>> Begin DATA SHOWN
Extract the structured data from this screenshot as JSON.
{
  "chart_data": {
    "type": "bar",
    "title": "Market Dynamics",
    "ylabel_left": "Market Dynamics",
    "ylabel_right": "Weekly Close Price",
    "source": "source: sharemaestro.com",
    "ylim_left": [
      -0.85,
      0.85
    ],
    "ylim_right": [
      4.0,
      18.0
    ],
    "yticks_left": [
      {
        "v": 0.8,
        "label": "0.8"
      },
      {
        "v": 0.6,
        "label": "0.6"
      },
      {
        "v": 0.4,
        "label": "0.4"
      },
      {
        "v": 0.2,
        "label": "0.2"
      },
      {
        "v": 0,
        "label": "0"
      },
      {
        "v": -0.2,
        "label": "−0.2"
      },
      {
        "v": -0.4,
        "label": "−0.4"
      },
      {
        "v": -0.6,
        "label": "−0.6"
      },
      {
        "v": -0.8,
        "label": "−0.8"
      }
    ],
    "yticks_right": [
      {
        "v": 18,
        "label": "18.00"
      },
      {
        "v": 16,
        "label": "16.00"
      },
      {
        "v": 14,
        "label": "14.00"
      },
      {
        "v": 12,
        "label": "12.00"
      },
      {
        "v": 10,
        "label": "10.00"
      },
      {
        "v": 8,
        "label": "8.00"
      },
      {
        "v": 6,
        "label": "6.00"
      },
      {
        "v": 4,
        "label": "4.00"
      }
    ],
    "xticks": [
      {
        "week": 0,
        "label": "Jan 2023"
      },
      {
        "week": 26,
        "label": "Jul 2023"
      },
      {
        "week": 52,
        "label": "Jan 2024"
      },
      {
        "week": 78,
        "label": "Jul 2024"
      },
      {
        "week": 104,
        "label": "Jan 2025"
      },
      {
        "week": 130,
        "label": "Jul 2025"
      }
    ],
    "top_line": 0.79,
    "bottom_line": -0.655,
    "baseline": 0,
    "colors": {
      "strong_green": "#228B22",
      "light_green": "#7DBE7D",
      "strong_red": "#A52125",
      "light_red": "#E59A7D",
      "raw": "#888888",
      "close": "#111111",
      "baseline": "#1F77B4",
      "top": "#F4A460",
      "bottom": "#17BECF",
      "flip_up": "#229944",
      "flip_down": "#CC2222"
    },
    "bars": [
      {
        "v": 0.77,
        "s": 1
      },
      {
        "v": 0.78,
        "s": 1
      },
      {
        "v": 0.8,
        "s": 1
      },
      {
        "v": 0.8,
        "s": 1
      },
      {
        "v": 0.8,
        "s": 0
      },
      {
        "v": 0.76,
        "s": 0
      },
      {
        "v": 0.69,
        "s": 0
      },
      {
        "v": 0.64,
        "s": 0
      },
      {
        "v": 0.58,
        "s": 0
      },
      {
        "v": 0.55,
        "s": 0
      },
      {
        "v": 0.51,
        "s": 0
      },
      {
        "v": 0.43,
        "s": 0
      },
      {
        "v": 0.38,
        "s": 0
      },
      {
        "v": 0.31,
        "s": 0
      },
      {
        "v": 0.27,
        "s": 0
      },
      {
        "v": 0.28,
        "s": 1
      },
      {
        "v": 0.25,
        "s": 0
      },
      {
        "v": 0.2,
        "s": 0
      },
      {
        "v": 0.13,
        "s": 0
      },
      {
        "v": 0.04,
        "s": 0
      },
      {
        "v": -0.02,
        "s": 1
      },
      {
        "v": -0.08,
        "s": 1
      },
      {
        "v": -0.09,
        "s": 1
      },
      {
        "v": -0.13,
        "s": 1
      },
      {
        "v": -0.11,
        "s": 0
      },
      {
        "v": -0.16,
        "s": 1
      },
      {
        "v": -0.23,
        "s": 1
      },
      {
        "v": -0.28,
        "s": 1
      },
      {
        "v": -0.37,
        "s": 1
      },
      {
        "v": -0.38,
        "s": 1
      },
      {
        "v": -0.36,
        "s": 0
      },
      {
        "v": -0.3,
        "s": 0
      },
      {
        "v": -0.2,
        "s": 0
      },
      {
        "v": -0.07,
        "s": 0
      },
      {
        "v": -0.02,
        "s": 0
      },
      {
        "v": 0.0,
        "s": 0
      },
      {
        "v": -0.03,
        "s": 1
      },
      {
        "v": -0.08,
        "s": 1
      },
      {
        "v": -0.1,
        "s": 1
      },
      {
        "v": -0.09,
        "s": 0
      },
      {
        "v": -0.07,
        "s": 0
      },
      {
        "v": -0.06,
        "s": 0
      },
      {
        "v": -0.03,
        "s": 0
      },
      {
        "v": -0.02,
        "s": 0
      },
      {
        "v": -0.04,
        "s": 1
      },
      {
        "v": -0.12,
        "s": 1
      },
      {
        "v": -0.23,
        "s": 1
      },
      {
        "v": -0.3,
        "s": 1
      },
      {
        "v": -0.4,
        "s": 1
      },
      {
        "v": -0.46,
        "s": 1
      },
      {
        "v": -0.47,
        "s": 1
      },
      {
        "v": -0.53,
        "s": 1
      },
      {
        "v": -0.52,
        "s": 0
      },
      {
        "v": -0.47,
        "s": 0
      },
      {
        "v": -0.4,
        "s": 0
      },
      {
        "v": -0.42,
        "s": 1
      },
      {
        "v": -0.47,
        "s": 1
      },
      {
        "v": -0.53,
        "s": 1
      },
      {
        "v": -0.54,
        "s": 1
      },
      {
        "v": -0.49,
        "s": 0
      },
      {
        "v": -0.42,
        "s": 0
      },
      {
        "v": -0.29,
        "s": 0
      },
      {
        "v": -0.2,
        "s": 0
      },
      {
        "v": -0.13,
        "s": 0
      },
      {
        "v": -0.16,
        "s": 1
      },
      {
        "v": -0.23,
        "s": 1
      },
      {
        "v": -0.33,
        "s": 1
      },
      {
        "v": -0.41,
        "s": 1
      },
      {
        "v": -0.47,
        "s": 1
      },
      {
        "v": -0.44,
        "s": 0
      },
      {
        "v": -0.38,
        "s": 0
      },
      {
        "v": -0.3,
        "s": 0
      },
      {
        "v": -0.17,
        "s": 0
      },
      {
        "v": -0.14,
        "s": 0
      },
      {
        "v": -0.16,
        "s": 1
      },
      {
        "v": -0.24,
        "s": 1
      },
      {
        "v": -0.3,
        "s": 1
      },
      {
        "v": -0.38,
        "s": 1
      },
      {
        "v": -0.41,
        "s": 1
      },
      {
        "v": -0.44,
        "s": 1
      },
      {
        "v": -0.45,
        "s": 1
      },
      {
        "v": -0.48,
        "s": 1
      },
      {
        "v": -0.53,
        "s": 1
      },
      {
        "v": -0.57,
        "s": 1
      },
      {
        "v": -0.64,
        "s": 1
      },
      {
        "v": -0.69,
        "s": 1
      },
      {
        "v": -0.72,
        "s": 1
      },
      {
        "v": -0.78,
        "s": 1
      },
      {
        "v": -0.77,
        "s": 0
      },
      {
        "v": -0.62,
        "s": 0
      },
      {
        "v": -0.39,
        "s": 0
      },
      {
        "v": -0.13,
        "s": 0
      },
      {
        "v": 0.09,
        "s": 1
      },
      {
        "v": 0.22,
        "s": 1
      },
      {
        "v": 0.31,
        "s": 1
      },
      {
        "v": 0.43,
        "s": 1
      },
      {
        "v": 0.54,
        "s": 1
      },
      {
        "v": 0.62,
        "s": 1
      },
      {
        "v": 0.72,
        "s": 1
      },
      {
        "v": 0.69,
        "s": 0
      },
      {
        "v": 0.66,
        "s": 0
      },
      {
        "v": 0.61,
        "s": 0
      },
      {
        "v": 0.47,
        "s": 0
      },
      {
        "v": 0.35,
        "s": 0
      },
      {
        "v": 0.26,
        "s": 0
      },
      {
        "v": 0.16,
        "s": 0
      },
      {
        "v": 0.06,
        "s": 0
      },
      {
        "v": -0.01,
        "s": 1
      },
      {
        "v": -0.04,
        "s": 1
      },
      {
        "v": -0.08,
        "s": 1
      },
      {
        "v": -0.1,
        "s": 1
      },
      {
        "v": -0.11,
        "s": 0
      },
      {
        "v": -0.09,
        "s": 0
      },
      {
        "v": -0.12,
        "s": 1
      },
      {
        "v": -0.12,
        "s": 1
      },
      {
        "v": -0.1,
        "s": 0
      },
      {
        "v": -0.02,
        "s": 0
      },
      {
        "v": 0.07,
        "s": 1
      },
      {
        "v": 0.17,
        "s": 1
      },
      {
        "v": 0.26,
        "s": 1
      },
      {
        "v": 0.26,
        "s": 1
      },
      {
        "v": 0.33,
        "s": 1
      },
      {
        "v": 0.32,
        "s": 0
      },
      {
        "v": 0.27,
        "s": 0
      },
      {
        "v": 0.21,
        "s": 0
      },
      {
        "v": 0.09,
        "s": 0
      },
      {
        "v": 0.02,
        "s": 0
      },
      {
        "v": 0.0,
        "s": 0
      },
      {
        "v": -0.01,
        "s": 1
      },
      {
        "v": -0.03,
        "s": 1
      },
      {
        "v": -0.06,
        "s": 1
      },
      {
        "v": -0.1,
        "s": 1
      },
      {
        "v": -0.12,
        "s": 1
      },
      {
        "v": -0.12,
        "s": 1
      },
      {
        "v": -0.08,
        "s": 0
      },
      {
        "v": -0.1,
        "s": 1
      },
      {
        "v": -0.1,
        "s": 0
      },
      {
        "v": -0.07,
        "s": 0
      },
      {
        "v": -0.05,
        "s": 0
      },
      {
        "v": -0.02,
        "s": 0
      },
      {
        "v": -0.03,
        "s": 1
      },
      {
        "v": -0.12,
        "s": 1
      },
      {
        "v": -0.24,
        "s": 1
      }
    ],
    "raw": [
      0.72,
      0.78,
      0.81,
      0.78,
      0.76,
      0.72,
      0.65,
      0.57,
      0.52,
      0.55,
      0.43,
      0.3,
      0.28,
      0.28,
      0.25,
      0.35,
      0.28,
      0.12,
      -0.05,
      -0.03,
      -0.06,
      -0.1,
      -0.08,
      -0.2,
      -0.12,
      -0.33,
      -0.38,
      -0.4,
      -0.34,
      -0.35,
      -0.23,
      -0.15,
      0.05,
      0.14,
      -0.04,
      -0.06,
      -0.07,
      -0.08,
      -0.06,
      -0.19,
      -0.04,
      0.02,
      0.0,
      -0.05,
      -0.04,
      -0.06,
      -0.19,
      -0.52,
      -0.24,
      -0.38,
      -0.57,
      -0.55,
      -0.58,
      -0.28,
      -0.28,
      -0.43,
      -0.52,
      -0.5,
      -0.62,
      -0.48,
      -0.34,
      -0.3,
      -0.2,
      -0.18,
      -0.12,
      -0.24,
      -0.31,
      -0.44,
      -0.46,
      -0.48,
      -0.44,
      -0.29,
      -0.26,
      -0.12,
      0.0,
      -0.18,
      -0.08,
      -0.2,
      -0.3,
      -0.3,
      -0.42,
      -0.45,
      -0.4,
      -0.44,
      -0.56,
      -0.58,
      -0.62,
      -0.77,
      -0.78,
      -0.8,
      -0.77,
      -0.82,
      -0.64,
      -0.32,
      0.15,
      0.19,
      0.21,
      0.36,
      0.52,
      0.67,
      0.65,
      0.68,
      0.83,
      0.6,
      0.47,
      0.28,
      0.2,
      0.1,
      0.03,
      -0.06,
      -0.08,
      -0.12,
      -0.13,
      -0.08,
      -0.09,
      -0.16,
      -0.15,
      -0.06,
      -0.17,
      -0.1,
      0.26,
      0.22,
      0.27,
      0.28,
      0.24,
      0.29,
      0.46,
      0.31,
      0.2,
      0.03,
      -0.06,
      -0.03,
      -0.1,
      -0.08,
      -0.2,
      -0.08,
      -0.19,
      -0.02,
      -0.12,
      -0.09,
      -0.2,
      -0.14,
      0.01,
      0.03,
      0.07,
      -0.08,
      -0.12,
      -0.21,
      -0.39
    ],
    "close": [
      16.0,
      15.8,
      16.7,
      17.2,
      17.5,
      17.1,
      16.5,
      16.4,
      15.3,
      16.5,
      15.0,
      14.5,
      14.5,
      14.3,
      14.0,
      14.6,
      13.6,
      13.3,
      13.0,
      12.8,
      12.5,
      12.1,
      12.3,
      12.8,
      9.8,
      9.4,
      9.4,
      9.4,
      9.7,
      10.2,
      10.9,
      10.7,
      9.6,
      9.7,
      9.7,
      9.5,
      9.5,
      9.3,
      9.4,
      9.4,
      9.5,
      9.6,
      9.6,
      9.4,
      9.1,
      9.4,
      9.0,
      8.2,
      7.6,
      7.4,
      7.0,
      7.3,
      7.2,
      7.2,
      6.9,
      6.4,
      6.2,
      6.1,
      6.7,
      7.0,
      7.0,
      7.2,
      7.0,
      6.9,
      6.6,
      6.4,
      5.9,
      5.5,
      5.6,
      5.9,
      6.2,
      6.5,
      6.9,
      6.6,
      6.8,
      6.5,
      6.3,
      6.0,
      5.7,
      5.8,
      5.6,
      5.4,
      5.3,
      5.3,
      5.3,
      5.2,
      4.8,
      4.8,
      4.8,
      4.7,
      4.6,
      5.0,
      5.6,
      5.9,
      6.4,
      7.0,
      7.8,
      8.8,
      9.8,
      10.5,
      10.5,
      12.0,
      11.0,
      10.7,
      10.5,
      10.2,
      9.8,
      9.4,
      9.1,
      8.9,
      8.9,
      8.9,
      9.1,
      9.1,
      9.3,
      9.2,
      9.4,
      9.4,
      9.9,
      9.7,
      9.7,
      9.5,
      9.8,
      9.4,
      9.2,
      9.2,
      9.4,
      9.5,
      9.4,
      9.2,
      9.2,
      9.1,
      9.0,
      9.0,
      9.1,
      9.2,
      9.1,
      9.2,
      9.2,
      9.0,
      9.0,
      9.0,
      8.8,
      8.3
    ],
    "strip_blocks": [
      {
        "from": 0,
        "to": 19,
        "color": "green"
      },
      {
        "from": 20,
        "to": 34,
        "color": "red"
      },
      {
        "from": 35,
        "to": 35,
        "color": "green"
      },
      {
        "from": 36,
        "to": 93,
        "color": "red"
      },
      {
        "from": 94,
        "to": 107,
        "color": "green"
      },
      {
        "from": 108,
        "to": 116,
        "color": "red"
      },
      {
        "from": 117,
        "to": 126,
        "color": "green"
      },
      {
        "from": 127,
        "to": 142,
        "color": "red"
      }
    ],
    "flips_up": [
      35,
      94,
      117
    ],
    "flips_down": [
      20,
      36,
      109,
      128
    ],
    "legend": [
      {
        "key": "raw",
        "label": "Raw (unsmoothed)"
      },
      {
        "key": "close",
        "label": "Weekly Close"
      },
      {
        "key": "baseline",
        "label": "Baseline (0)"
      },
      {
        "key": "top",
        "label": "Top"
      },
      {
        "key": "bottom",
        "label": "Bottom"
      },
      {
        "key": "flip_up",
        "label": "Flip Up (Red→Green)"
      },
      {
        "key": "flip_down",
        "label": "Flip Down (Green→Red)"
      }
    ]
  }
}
>> End DATA SHOWN
> **EXERCISE REQUIREMENTS**
Write down every line of the data above that includes the string "Market".

> **ANSWER TO THIS PROBLEM**
    "title": "Market Dynamics",
    "ylabel_left": "Market Dynamics",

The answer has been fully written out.